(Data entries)

--*--

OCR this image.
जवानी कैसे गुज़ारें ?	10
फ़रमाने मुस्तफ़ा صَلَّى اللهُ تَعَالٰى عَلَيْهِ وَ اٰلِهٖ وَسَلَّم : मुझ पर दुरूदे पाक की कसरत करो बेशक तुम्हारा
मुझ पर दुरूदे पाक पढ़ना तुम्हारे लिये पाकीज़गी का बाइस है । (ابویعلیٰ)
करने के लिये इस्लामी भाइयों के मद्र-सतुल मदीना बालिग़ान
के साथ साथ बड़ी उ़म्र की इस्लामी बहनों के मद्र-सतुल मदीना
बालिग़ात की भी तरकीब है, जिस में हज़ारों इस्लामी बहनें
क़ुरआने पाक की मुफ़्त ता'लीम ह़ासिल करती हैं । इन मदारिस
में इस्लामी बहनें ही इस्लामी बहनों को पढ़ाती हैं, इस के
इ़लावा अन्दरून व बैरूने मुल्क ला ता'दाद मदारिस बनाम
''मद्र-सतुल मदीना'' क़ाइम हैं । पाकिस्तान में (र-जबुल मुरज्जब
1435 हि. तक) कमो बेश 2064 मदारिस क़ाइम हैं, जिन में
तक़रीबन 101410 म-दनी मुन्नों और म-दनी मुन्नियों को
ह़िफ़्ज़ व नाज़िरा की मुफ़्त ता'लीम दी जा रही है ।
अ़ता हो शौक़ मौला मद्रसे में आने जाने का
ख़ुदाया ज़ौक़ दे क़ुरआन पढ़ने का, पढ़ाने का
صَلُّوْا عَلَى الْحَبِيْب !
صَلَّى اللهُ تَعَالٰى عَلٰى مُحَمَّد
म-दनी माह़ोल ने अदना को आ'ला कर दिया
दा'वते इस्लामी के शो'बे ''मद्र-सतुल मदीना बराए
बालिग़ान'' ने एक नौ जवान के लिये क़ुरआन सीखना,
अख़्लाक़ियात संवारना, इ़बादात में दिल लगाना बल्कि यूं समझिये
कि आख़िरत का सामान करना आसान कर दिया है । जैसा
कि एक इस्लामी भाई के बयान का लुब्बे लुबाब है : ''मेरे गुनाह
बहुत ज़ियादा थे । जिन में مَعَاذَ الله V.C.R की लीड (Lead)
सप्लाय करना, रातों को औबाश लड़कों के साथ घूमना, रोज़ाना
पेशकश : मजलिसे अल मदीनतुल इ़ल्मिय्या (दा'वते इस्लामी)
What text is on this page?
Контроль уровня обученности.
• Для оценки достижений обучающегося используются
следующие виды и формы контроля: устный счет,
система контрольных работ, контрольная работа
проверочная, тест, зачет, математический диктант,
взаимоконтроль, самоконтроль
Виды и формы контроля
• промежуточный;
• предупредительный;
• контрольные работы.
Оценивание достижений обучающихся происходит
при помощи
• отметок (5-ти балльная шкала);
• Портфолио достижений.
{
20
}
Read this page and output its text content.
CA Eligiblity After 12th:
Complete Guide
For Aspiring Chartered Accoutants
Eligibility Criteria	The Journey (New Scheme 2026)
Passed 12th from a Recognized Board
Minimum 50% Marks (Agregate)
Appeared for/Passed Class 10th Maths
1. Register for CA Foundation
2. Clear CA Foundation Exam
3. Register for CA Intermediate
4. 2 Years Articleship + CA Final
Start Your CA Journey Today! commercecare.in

--*--

### Task:
In full and verbatim, repeat the records given above.

### Answer to the problem:
OCR this image.
जवानी कैसे गुज़ारें ?	10
फ़रमाने मुस्तफ़ा صَلَّى اللهُ تَعَالٰى عَلَيْهِ وَ اٰلِهٖ وَسَلَّم : मुझ पर दुरूदे पाक की कसरत करो बेशक तुम्हारा
मुझ पर दुरूदे पाक पढ़ना तुम्हारे लिये पाकीज़गी का बाइस है । (ابویعلیٰ)
करने के लिये इस्लामी भाइयों के मद्र-सतुल मदीना बालिग़ान
के साथ साथ बड़ी उ़म्र की इस्लामी बहनों के मद्र-सतुल मदीना
बालिग़ात की भी तरकीब है, जिस में हज़ारों इस्लामी बहनें
क़ुरआने पाक की मुफ़्त ता'लीम ह़ासिल करती हैं । इन मदारिस
में इस्लामी बहनें ही इस्लामी बहनों को पढ़ाती हैं, इस के
इ़लावा अन्दरून व बैरूने मुल्क ला ता'दाद मदारिस बनाम
''मद्र-सतुल मदीना'' क़ाइम हैं । पाकिस्तान में (र-जबुल मुरज्जब
1435 हि. तक) कमो बेश 2064 मदारिस क़ाइम हैं, जिन में
तक़रीबन 101410 म-दनी मुन्नों और म-दनी मुन्नियों को
ह़िफ़्ज़ व नाज़िरा की मुफ़्त ता'लीम दी जा रही है ।
अ़ता हो शौक़ मौला मद्रसे में आने जाने का
ख़ुदाया ज़ौक़ दे क़ुरआन पढ़ने का, पढ़ाने का
صَلُّوْا عَلَى الْحَبِيْب !
صَلَّى اللهُ تَعَالٰى عَلٰى مُحَمَّد
म-दनी माह़ोल ने अदना को आ'ला कर दिया
दा'वते इस्लामी के शो'बे ''मद्र-सतुल मदीना बराए
बालिग़ान'' ने एक नौ जवान के लिये क़ुरआन सीखना,
अख़्लाक़ियात संवारना, इ़बादात में दिल लगाना बल्कि यूं समझिये
कि आख़िरत का सामान करना आसान कर दिया है । जैसा
कि एक इस्लामी भाई के बयान का लुब्बे लुबाब है : ''मेरे गुनाह
बहुत ज़ियादा थे । जिन में مَعَاذَ الله V.C.R की लीड (Lead)
सप्लाय करना, रातों को औबाश लड़कों के साथ घूमना, रोज़ाना
पेशकश : मजलिसे अल मदीनतुल इ़ल्मिय्या (दा'वते इस्लामी)
What text is on this page?
Контроль уровня обученности.
• Для оценки достижений обучающегося используются
следующие виды и формы контроля: устный счет,
система контрольных работ, контрольная работа
проверочная, тест, зачет, математический диктант,
взаимоконтроль, самоконтроль
Виды и формы контроля
• промежуточный;
• предупредительный;
• контрольные работы.
Оценивание достижений обучающихся происходит
при помощи
• отметок (5-ти балльная шкала);
• Портфолио достижений.
{
20
}
Read this page and output its text content.
CA Eligiblity After 12th:
Complete Guide
For Aspiring Chartered Accoutants
Eligibility Criteria	The Journey (New Scheme 2026)
Passed 12th from a Recognized Board
Minimum 50% Marks (Agregate)
Appeared for/Passed Class 10th Maths
1. Register for CA Foundation
2. Clear CA Foundation Exam
3. Register for CA Intermediate
4. 2 Years Articleship + CA Final
Start Your CA Journey Today! commercecare.in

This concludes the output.